* _Exercise objective_
Copy out every line in which the string "ylabel" occurs.

* _Input for this task_
-----
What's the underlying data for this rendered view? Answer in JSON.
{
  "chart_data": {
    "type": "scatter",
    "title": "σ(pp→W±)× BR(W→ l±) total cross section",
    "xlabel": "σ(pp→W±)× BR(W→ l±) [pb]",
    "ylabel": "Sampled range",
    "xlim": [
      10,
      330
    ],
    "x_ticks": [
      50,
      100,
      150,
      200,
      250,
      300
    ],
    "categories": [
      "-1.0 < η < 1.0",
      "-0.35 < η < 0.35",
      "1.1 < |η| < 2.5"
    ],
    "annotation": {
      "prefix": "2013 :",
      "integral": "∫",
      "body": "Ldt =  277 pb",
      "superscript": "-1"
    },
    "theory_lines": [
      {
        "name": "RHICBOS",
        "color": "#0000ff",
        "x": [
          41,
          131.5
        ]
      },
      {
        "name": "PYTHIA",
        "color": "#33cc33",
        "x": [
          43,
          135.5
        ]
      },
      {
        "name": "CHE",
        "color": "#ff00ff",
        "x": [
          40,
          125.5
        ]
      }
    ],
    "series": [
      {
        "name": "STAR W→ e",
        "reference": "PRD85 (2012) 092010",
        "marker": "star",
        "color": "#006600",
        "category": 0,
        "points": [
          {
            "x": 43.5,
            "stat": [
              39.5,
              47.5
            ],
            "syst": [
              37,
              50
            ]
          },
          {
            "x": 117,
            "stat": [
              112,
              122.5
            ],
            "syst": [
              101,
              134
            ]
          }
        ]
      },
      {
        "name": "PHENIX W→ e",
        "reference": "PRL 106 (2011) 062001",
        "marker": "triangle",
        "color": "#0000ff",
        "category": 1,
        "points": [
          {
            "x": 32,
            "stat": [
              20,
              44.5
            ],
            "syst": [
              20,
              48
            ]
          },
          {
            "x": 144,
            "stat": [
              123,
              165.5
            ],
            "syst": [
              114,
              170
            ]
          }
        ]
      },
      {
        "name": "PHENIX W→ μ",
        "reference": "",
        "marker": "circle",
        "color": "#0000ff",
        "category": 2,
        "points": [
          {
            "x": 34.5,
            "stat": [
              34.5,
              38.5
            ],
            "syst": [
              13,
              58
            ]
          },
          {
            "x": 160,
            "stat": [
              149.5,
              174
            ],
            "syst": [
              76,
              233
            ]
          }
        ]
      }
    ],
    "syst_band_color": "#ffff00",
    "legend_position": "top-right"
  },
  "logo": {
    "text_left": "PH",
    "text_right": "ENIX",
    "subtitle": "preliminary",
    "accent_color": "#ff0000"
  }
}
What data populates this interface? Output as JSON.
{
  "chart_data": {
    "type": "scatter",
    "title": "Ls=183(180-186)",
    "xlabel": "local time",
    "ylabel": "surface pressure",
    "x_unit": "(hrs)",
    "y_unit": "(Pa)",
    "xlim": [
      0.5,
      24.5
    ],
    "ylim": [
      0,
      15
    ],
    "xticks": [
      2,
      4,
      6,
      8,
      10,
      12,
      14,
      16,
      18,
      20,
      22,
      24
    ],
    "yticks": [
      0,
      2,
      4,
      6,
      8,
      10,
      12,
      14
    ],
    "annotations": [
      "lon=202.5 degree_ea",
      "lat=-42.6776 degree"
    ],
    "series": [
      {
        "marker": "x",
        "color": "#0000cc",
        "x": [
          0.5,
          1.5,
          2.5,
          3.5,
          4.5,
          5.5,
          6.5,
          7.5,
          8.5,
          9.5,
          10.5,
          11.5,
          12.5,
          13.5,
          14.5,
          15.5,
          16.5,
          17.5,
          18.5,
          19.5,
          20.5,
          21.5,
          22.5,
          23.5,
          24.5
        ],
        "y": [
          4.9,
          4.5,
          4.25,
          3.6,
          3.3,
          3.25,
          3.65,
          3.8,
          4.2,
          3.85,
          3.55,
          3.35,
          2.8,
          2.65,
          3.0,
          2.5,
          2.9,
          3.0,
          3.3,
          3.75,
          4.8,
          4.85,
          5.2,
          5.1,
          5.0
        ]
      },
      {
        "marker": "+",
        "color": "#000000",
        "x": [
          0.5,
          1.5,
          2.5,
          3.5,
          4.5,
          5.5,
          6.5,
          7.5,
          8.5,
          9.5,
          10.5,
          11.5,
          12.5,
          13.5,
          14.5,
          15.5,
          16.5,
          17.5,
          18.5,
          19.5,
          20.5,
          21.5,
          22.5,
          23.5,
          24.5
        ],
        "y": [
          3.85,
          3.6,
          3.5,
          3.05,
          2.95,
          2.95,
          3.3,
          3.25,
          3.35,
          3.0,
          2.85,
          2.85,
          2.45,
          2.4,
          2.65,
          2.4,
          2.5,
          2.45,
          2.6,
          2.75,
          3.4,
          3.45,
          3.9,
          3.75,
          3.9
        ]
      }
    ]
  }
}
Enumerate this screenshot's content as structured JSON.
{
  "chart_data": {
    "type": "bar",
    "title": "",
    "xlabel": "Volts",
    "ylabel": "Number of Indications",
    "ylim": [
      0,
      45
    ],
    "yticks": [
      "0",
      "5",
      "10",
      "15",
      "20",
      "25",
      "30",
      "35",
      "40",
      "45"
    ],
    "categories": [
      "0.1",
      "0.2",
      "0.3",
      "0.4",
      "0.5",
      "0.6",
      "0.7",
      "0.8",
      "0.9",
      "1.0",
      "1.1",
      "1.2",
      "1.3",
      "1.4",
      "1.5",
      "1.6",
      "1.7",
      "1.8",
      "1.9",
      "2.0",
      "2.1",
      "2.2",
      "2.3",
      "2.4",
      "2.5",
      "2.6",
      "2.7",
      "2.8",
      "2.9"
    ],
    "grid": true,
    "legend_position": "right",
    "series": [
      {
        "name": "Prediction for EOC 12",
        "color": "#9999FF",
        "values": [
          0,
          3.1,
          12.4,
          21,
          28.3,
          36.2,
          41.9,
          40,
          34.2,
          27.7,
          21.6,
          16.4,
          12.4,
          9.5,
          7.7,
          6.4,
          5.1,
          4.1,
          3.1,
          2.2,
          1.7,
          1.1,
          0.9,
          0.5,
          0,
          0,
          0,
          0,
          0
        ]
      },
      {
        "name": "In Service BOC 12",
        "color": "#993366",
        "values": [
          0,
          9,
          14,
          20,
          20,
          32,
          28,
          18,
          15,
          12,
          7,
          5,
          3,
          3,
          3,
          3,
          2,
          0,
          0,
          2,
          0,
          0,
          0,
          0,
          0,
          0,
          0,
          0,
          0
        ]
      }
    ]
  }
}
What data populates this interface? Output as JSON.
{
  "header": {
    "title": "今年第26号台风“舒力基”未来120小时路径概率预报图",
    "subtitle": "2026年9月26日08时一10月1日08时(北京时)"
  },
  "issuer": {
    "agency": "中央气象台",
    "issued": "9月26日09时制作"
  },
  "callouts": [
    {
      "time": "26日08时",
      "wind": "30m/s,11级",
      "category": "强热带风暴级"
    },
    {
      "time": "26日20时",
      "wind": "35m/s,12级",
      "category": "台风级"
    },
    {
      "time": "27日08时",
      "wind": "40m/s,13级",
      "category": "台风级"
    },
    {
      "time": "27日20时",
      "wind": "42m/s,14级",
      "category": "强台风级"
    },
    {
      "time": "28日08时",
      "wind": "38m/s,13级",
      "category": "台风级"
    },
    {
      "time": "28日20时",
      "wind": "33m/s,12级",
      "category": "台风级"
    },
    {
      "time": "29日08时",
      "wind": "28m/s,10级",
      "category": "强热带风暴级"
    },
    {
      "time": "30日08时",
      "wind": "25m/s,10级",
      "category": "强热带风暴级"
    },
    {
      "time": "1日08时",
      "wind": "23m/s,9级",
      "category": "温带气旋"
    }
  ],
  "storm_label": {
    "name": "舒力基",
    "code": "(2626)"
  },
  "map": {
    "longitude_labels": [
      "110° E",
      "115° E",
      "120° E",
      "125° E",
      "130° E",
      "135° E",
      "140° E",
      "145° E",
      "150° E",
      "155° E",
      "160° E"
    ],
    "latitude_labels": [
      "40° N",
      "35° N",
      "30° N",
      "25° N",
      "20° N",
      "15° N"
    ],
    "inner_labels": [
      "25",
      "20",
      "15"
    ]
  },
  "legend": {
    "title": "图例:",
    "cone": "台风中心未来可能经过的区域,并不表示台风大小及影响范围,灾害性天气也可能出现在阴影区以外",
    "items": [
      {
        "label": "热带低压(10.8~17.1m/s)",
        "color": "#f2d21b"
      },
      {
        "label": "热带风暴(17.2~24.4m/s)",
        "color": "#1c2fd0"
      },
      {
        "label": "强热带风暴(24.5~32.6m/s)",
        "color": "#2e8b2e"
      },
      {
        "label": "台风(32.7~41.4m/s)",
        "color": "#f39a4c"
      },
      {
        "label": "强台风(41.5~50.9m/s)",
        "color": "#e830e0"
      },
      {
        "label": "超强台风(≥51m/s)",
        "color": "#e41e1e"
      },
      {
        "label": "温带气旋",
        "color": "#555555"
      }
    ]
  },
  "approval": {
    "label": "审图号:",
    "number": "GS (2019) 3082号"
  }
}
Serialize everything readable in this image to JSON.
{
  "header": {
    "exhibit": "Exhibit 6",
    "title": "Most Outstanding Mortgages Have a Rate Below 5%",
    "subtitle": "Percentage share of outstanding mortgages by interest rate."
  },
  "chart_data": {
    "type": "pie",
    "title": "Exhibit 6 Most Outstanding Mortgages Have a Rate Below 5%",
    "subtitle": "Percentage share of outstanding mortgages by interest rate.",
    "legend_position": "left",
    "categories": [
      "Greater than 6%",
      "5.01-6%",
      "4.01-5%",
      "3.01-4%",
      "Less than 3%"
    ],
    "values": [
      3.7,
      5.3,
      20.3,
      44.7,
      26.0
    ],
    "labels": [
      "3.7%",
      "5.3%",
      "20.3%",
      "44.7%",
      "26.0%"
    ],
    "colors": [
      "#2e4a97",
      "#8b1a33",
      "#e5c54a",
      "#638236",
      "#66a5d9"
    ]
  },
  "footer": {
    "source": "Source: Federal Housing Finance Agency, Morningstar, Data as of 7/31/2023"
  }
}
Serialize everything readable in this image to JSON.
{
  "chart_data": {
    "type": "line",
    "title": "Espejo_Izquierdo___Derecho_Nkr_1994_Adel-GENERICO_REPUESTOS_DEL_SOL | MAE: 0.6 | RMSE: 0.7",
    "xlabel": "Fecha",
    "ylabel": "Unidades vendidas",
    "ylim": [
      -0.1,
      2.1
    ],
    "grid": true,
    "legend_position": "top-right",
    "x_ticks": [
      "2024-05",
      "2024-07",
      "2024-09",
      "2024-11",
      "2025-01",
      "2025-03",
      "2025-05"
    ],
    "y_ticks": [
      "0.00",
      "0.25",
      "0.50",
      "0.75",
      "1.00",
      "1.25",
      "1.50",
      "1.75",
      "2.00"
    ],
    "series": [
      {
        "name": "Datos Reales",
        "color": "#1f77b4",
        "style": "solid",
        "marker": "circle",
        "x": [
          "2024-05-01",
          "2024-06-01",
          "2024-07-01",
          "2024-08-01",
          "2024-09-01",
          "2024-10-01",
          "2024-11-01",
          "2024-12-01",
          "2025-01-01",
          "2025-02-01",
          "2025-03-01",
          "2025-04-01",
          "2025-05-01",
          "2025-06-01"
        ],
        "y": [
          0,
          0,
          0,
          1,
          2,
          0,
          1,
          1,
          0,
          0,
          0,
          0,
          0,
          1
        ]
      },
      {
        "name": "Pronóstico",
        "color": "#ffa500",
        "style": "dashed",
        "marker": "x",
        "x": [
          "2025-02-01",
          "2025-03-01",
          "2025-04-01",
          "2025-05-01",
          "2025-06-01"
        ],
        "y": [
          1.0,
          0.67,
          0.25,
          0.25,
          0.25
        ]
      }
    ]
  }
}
-----
* _Answer to this task_
    "ylabel": "Sampled range",
    "ylabel": "surface pressure",
    "ylabel": "Number of Indications",
    "ylabel": "Unidades vendidas",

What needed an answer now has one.